══ Stored rows ══

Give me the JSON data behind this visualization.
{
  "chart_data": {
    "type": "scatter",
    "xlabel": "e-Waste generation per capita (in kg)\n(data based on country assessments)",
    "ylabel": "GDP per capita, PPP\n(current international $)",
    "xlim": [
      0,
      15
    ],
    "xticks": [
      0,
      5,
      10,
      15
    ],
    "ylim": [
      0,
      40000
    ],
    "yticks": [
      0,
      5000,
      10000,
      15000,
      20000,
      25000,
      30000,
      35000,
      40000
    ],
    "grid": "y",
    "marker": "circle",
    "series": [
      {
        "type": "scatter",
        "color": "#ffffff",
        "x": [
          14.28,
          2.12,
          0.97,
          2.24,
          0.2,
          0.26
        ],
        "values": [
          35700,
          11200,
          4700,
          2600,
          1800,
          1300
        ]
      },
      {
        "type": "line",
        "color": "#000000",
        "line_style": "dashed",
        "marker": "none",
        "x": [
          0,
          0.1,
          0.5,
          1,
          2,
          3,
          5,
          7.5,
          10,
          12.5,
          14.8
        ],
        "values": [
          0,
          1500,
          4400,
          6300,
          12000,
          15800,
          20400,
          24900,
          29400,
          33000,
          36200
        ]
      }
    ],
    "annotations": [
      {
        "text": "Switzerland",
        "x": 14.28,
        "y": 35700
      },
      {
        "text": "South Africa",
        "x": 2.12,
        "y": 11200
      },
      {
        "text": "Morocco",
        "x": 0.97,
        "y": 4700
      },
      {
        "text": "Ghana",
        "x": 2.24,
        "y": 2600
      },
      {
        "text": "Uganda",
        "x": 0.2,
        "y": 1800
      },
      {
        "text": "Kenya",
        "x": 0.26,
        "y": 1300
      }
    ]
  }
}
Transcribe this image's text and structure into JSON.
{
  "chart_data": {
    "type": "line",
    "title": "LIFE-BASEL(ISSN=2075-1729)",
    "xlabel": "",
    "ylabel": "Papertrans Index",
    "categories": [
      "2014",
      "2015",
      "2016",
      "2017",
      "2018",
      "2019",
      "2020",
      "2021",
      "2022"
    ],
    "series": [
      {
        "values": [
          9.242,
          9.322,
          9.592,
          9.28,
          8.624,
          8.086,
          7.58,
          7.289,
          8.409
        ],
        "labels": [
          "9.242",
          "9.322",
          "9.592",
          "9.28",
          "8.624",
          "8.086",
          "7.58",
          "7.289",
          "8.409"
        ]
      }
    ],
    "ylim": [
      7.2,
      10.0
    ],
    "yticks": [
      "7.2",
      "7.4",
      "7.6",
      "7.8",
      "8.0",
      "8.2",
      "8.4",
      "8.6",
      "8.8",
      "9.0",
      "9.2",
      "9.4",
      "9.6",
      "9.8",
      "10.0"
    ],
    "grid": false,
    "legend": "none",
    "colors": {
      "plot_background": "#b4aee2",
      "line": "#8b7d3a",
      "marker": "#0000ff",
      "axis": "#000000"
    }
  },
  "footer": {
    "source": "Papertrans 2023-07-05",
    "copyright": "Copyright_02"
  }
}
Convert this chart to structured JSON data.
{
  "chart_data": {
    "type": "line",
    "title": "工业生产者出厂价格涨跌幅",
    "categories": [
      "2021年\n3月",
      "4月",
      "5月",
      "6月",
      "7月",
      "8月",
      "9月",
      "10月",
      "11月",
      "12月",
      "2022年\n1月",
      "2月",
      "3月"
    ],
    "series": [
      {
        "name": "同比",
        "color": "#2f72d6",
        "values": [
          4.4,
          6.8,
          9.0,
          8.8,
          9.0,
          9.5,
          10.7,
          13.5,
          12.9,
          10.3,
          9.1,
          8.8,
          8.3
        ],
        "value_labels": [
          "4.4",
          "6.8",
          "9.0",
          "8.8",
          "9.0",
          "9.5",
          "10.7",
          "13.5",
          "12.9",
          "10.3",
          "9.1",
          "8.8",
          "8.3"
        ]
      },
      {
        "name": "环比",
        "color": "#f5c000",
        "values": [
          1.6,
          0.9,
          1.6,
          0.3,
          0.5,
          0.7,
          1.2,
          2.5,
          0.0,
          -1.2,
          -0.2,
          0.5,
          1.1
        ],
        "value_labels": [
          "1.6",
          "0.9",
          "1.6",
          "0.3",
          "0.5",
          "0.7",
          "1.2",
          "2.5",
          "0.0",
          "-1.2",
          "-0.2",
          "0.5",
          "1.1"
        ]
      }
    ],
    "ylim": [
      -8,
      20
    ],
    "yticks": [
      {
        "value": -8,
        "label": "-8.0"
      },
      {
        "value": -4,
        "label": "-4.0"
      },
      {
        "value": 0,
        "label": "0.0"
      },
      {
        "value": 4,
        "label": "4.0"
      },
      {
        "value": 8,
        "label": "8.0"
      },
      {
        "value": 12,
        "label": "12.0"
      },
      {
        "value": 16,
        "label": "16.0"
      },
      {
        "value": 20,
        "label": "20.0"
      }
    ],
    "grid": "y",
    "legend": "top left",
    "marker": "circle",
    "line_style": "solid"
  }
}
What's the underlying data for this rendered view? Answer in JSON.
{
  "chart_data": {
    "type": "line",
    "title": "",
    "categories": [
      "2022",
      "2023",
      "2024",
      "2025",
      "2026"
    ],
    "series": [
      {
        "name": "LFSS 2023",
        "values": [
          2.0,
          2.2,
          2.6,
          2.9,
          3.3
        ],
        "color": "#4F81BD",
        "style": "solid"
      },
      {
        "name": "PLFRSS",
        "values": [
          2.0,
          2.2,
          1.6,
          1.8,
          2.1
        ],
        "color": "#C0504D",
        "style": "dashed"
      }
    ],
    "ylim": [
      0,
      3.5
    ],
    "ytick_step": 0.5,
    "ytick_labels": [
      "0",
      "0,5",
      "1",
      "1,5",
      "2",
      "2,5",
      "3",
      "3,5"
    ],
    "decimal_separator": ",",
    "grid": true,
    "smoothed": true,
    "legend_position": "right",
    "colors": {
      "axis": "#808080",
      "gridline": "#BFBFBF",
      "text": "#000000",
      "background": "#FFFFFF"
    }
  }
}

═══

Reproduce the full listing above, character for character.

* _Solution for this exercise_
Give me the JSON data behind this visualization.
{
  "chart_data": {
    "type": "scatter",
    "xlabel": "e-Waste generation per capita (in kg)\n(data based on country assessments)",
    "ylabel": "GDP per capita, PPP\n(current international $)",
    "xlim": [
      0,
      15
    ],
    "xticks": [
      0,
      5,
      10,
      15
    ],
    "ylim": [
      0,
      40000
    ],
    "yticks": [
      0,
      5000,
      10000,
      15000,
      20000,
      25000,
      30000,
      35000,
      40000
    ],
    "grid": "y",
    "marker": "circle",
    "series": [
      {
        "type": "scatter",
        "color": "#ffffff",
        "x": [
          14.28,
          2.12,
          0.97,
          2.24,
          0.2,
          0.26
        ],
        "values": [
          35700,
          11200,
          4700,
          2600,
          1800,
          1300
        ]
      },
      {
        "type": "line",
        "color": "#000000",
        "line_style": "dashed",
        "marker": "none",
        "x": [
          0,
          0.1,
          0.5,
          1,
          2,
          3,
          5,
          7.5,
          10,
          12.5,
          14.8
        ],
        "values": [
          0,
          1500,
          4400,
          6300,
          12000,
          15800,
          20400,
          24900,
          29400,
          33000,
          36200
        ]
      }
    ],
    "annotations": [
      {
        "text": "Switzerland",
        "x": 14.28,
        "y": 35700
      },
      {
        "text": "South Africa",
        "x": 2.12,
        "y": 11200
      },
      {
        "text": "Morocco",
        "x": 0.97,
        "y": 4700
      },
      {
        "text": "Ghana",
        "x": 2.24,
        "y": 2600
      },
      {
        "text": "Uganda",
        "x": 0.2,
        "y": 1800
      },
      {
        "text": "Kenya",
        "x": 0.26,
        "y": 1300
      }
    ]
  }
}
Transcribe this image's text and structure into JSON.
{
  "chart_data": {
    "type": "line",
    "title": "LIFE-BASEL(ISSN=2075-1729)",
    "xlabel": "",
    "ylabel": "Papertrans Index",
    "categories": [
      "2014",
      "2015",
      "2016",
      "2017",
      "2018",
      "2019",
      "2020",
      "2021",
      "2022"
    ],
    "series": [
      {
        "values": [
          9.242,
          9.322,
          9.592,
          9.28,
          8.624,
          8.086,
          7.58,
          7.289,
          8.409
        ],
        "labels": [
          "9.242",
          "9.322",
          "9.592",
          "9.28",
          "8.624",
          "8.086",
          "7.58",
          "7.289",
          "8.409"
        ]
      }
    ],
    "ylim": [
      7.2,
      10.0
    ],
    "yticks": [
      "7.2",
      "7.4",
      "7.6",
      "7.8",
      "8.0",
      "8.2",
      "8.4",
      "8.6",
      "8.8",
      "9.0",
      "9.2",
      "9.4",
      "9.6",
      "9.8",
      "10.0"
    ],
    "grid": false,
    "legend": "none",
    "colors": {
      "plot_background": "#b4aee2",
      "line": "#8b7d3a",
      "marker": "#0000ff",
      "axis": "#000000"
    }
  },
  "footer": {
    "source": "Papertrans 2023-07-05",
    "copyright": "Copyright_02"
  }
}
Convert this chart to structured JSON data.
{
  "chart_data": {
    "type": "line",
    "title": "工业生产者出厂价格涨跌幅",
    "categories": [
      "2021年\n3月",
      "4月",
      "5月",
      "6月",
      "7月",
      "8月",
      "9月",
      "10月",
      "11月",
      "12月",
      "2022年\n1月",
      "2月",
      "3月"
    ],
    "series": [
      {
        "name": "同比",
        "color": "#2f72d6",
        "values": [
          4.4,
          6.8,
          9.0,
          8.8,
          9.0,
          9.5,
          10.7,
          13.5,
          12.9,
          10.3,
          9.1,
          8.8,
          8.3
        ],
        "value_labels": [
          "4.4",
          "6.8",
          "9.0",
          "8.8",
          "9.0",
          "9.5",
          "10.7",
          "13.5",
          "12.9",
          "10.3",
          "9.1",
          "8.8",
          "8.3"
        ]
      },
      {
        "name": "环比",
        "color": "#f5c000",
        "values": [
          1.6,
          0.9,
          1.6,
          0.3,
          0.5,
          0.7,
          1.2,
          2.5,
          0.0,
          -1.2,
          -0.2,
          0.5,
          1.1
        ],
        "value_labels": [
          "1.6",
          "0.9",
          "1.6",
          "0.3",
          "0.5",
          "0.7",
          "1.2",
          "2.5",
          "0.0",
          "-1.2",
          "-0.2",
          "0.5",
          "1.1"
        ]
      }
    ],
    "ylim": [
      -8,
      20
    ],
    "yticks": [
      {
        "value": -8,
        "label": "-8.0"
      },
      {
        "value": -4,
        "label": "-4.0"
      },
      {
        "value": 0,
        "label": "0.0"
      },
      {
        "value": 4,
        "label": "4.0"
      },
      {
        "value": 8,
        "label": "8.0"
      },
      {
        "value": 12,
        "label": "12.0"
      },
      {
        "value": 16,
        "label": "16.0"
      },
      {
        "value": 20,
        "label": "20.0"
      }
    ],
    "grid": "y",
    "legend": "top left",
    "marker": "circle",
    "line_style": "solid"
  }
}
What's the underlying data for this rendered view? Answer in JSON.
{
  "chart_data": {
    "type": "line",
    "title": "",
    "categories": [
      "2022",
      "2023",
      "2024",
      "2025",
      "2026"
    ],
    "series": [
      {
        "name": "LFSS 2023",
        "values": [
          2.0,
          2.2,
          2.6,
          2.9,
          3.3
        ],
        "color": "#4F81BD",
        "style": "solid"
      },
      {
        "name": "PLFRSS",
        "values": [
          2.0,
          2.2,
          1.6,
          1.8,
          2.1
        ],
        "color": "#C0504D",
        "style": "dashed"
      }
    ],
    "ylim": [
      0,
      3.5
    ],
    "ytick_step": 0.5,
    "ytick_labels": [
      "0",
      "0,5",
      "1",
      "1,5",
      "2",
      "2,5",
      "3",
      "3,5"
    ],
    "decimal_separator": ",",
    "grid": true,
    "smoothed": true,
    "legend_position": "right",
    "colors": {
      "axis": "#808080",
      "gridline": "#BFBFBF",
      "text": "#000000",
      "background": "#FFFFFF"
    }
  }
}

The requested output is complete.